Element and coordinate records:
•••
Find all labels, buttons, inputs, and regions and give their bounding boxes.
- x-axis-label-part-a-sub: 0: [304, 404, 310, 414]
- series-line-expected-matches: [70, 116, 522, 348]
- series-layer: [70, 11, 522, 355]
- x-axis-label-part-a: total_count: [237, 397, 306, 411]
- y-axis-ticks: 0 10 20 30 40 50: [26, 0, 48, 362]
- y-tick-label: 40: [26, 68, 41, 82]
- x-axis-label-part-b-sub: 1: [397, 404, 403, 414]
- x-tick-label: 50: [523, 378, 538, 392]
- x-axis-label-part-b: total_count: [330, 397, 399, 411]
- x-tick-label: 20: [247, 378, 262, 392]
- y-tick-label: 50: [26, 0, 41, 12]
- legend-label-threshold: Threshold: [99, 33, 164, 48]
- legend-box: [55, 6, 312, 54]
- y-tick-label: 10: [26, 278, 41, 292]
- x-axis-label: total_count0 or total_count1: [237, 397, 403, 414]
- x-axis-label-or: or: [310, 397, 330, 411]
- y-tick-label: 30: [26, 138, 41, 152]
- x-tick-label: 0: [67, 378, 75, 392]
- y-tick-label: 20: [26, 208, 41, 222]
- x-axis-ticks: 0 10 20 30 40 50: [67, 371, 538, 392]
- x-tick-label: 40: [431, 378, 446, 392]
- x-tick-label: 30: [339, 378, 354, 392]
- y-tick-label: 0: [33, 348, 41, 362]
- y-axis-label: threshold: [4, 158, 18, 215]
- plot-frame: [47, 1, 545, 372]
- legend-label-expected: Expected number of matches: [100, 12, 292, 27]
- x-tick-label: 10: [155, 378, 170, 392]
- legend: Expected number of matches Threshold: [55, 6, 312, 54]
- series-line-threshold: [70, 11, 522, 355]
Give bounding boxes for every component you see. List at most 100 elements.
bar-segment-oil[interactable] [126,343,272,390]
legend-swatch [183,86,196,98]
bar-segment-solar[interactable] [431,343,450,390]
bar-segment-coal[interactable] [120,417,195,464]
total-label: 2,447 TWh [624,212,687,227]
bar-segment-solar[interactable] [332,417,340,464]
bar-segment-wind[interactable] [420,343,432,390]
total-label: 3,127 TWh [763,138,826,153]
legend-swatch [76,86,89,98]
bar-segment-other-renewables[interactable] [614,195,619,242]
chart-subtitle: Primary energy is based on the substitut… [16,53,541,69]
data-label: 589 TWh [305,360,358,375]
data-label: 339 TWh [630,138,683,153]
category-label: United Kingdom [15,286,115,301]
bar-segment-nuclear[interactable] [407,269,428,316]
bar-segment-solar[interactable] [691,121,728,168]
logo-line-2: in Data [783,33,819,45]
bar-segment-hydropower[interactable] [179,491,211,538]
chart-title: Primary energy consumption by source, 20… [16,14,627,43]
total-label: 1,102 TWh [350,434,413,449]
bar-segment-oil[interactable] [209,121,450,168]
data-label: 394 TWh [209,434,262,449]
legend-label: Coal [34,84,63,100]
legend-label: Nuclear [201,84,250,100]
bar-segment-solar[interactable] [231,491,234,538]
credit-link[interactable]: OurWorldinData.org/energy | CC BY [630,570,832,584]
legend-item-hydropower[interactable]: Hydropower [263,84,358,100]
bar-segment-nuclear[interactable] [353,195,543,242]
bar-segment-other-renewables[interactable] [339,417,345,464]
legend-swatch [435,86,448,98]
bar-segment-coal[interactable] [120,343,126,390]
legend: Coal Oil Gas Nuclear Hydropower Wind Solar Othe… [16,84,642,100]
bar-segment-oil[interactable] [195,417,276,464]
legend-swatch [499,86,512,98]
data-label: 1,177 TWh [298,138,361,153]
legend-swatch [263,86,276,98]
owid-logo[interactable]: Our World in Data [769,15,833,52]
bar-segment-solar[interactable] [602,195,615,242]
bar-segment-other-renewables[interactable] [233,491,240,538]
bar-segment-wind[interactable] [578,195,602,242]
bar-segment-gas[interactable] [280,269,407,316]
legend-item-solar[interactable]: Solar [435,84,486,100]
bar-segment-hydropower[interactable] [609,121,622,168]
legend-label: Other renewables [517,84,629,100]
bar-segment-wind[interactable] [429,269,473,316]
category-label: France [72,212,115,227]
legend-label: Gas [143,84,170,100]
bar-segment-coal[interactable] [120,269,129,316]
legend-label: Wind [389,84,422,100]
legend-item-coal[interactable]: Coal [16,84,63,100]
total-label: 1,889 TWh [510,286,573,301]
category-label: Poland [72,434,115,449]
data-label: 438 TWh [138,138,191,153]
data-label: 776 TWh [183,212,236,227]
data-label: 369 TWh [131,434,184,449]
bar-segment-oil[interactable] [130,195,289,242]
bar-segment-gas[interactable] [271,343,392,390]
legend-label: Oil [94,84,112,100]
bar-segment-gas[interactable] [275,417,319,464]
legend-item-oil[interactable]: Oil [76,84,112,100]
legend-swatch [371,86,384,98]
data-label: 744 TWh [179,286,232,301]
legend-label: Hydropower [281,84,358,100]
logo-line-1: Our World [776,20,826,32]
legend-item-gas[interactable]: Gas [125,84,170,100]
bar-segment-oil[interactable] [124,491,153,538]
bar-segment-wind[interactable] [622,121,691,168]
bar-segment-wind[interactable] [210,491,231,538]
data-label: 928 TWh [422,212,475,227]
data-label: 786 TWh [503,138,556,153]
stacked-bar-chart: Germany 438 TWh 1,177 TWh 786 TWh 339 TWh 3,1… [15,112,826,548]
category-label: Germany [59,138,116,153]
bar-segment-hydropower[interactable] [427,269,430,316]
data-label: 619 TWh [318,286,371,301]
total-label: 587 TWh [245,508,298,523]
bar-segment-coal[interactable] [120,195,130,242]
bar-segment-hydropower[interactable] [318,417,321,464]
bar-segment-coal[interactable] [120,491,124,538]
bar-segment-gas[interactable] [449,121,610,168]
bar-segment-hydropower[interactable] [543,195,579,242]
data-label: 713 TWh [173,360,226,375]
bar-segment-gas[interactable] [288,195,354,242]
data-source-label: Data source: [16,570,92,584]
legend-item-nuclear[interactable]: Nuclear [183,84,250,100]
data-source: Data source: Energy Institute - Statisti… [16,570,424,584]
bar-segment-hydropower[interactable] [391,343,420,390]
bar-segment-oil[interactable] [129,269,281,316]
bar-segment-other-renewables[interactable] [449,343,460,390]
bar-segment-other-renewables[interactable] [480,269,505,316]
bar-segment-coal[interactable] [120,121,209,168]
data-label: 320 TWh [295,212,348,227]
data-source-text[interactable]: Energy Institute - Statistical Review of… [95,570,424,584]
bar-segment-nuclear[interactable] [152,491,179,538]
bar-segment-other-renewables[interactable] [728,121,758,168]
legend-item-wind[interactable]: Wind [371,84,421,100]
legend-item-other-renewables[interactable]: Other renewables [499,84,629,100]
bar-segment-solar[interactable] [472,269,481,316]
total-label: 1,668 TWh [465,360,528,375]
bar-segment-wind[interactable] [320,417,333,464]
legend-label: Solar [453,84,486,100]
•••
- [TASK TO CARRY OUT]:
Retype every line of the items above without changing any character or the order of the lines.

- [REPLY TO THE EXERCISE]:
Find all labels, buttons, inputs, and regions and give their bounding boxes.
- x-axis-label-part-a-sub: 0: [304, 404, 310, 414]
- series-line-expected-matches: [70, 116, 522, 348]
- series-layer: [70, 11, 522, 355]
- x-axis-label-part-a: total_count: [237, 397, 306, 411]
- y-axis-ticks: 0 10 20 30 40 50: [26, 0, 48, 362]
- y-tick-label: 40: [26, 68, 41, 82]
- x-axis-label-part-b-sub: 1: [397, 404, 403, 414]
- x-tick-label: 50: [523, 378, 538, 392]
- x-axis-label-part-b: total_count: [330, 397, 399, 411]
- x-tick-label: 20: [247, 378, 262, 392]
- y-tick-label: 50: [26, 0, 41, 12]
- legend-label-threshold: Threshold: [99, 33, 164, 48]
- legend-box: [55, 6, 312, 54]
- y-tick-label: 10: [26, 278, 41, 292]
- x-axis-label: total_count0 or total_count1: [237, 397, 403, 414]
- x-axis-label-or: or: [310, 397, 330, 411]
- y-tick-label: 30: [26, 138, 41, 152]
- x-tick-label: 0: [67, 378, 75, 392]
- y-tick-label: 20: [26, 208, 41, 222]
- x-axis-ticks: 0 10 20 30 40 50: [67, 371, 538, 392]
- x-tick-label: 40: [431, 378, 446, 392]
- x-tick-label: 30: [339, 378, 354, 392]
- y-tick-label: 0: [33, 348, 41, 362]
- y-axis-label: threshold: [4, 158, 18, 215]
- plot-frame: [47, 1, 545, 372]
- legend-label-expected: Expected number of matches: [100, 12, 292, 27]
- x-tick-label: 10: [155, 378, 170, 392]
- legend: Expected number of matches Threshold: [55, 6, 312, 54]
- series-line-threshold: [70, 11, 522, 355]
Give bounding boxes for every component you see. List at most 100 elements.
bar-segment-oil[interactable] [126,343,272,390]
legend-swatch [183,86,196,98]
bar-segment-solar[interactable] [431,343,450,390]
bar-segment-coal[interactable] [120,417,195,464]
total-label: 2,447 TWh [624,212,687,227]
bar-segment-solar[interactable] [332,417,340,464]
bar-segment-wind[interactable] [420,343,432,390]
total-label: 3,127 TWh [763,138,826,153]
legend-swatch [76,86,89,98]
bar-segment-other-renewables[interactable] [614,195,619,242]
chart-subtitle: Primary energy is based on the substitut… [16,53,541,69]
data-label: 589 TWh [305,360,358,375]
data-label: 339 TWh [630,138,683,153]
category-label: United Kingdom [15,286,115,301]
bar-segment-nuclear[interactable] [407,269,428,316]
bar-segment-solar[interactable] [691,121,728,168]
logo-line-2: in Data [783,33,819,45]
bar-segment-hydropower[interactable] [179,491,211,538]
chart-title: Primary energy consumption by source, 20… [16,14,627,43]
total-label: 1,102 TWh [350,434,413,449]
bar-segment-oil[interactable] [209,121,450,168]
data-label: 394 TWh [209,434,262,449]
legend-label: Coal [34,84,63,100]
legend-label: Nuclear [201,84,250,100]
bar-segment-solar[interactable] [231,491,234,538]
credit-link[interactable]: OurWorldinData.org/energy | CC BY [630,570,832,584]
legend-item-hydropower[interactable]: Hydropower [263,84,358,100]
bar-segment-nuclear[interactable] [353,195,543,242]
bar-segment-other-renewables[interactable] [339,417,345,464]
legend-swatch [435,86,448,98]
bar-segment-coal[interactable] [120,343,126,390]
legend: Coal Oil Gas Nuclear Hydropower Wind Solar Othe… [16,84,642,100]
bar-segment-oil[interactable] [195,417,276,464]
legend-swatch [499,86,512,98]
data-label: 1,177 TWh [298,138,361,153]
legend-swatch [263,86,276,98]
owid-logo[interactable]: Our World in Data [769,15,833,52]
bar-segment-solar[interactable] [602,195,615,242]
bar-segment-other-renewables[interactable] [233,491,240,538]
bar-segment-wind[interactable] [578,195,602,242]
bar-segment-gas[interactable] [280,269,407,316]
legend-item-solar[interactable]: Solar [435,84,486,100]
bar-segment-hydropower[interactable] [609,121,622,168]
legend-label: Other renewables [517,84,629,100]
bar-segment-wind[interactable] [429,269,473,316]
category-label: France [72,212,115,227]
legend-label: Gas [143,84,170,100]
bar-segment-coal[interactable] [120,269,129,316]
legend-label: Wind [389,84,422,100]
legend-item-coal[interactable]: Coal [16,84,63,100]
total-label: 1,889 TWh [510,286,573,301]
category-label: Poland [72,434,115,449]
data-label: 438 TWh [138,138,191,153]
data-label: 776 TWh [183,212,236,227]
data-label: 369 TWh [131,434,184,449]
bar-segment-oil[interactable] [130,195,289,242]
bar-segment-gas[interactable] [271,343,392,390]
legend-label: Oil [94,84,112,100]
bar-segment-gas[interactable] [275,417,319,464]
legend-item-oil[interactable]: Oil [76,84,112,100]
legend-swatch [371,86,384,98]
data-label: 744 TWh [179,286,232,301]
legend-label: Hydropower [281,84,358,100]
logo-line-1: Our World [776,20,826,32]
legend-item-gas[interactable]: Gas [125,84,170,100]
bar-segment-oil[interactable] [124,491,153,538]
bar-segment-wind[interactable] [622,121,691,168]
bar-segment-wind[interactable] [210,491,231,538]
data-label: 928 TWh [422,212,475,227]
data-label: 786 TWh [503,138,556,153]
stacked-bar-chart: Germany 438 TWh 1,177 TWh 786 TWh 339 TWh 3,1… [15,112,826,548]
category-label: Germany [59,138,116,153]
bar-segment-hydropower[interactable] [427,269,430,316]
data-label: 619 TWh [318,286,371,301]
total-label: 587 TWh [245,508,298,523]
bar-segment-coal[interactable] [120,195,130,242]
bar-segment-hydropower[interactable] [318,417,321,464]
bar-segment-coal[interactable] [120,491,124,538]
bar-segment-gas[interactable] [449,121,610,168]
bar-segment-hydropower[interactable] [543,195,579,242]
data-label: 713 TWh [173,360,226,375]
bar-segment-gas[interactable] [288,195,354,242]
data-source-label: Data source: [16,570,92,584]
legend-item-nuclear[interactable]: Nuclear [183,84,250,100]
data-source: Data source: Energy Institute - Statisti… [16,570,424,584]
bar-segment-hydropower[interactable] [391,343,420,390]
bar-segment-oil[interactable] [129,269,281,316]
bar-segment-other-renewables[interactable] [449,343,460,390]
bar-segment-other-renewables[interactable] [480,269,505,316]
bar-segment-coal[interactable] [120,121,209,168]
data-label: 320 TWh [295,212,348,227]
data-source-text[interactable]: Energy Institute - Statistical Review of… [95,570,424,584]
bar-segment-nuclear[interactable] [152,491,179,538]
bar-segment-other-renewables[interactable] [728,121,758,168]
legend-item-wind[interactable]: Wind [371,84,421,100]
legend-item-other-renewables[interactable]: Other renewables [499,84,629,100]
bar-segment-solar[interactable] [472,269,481,316]
total-label: 1,668 TWh [465,360,528,375]
bar-segment-wind[interactable] [320,417,333,464]
legend-label: Solar [453,84,486,100]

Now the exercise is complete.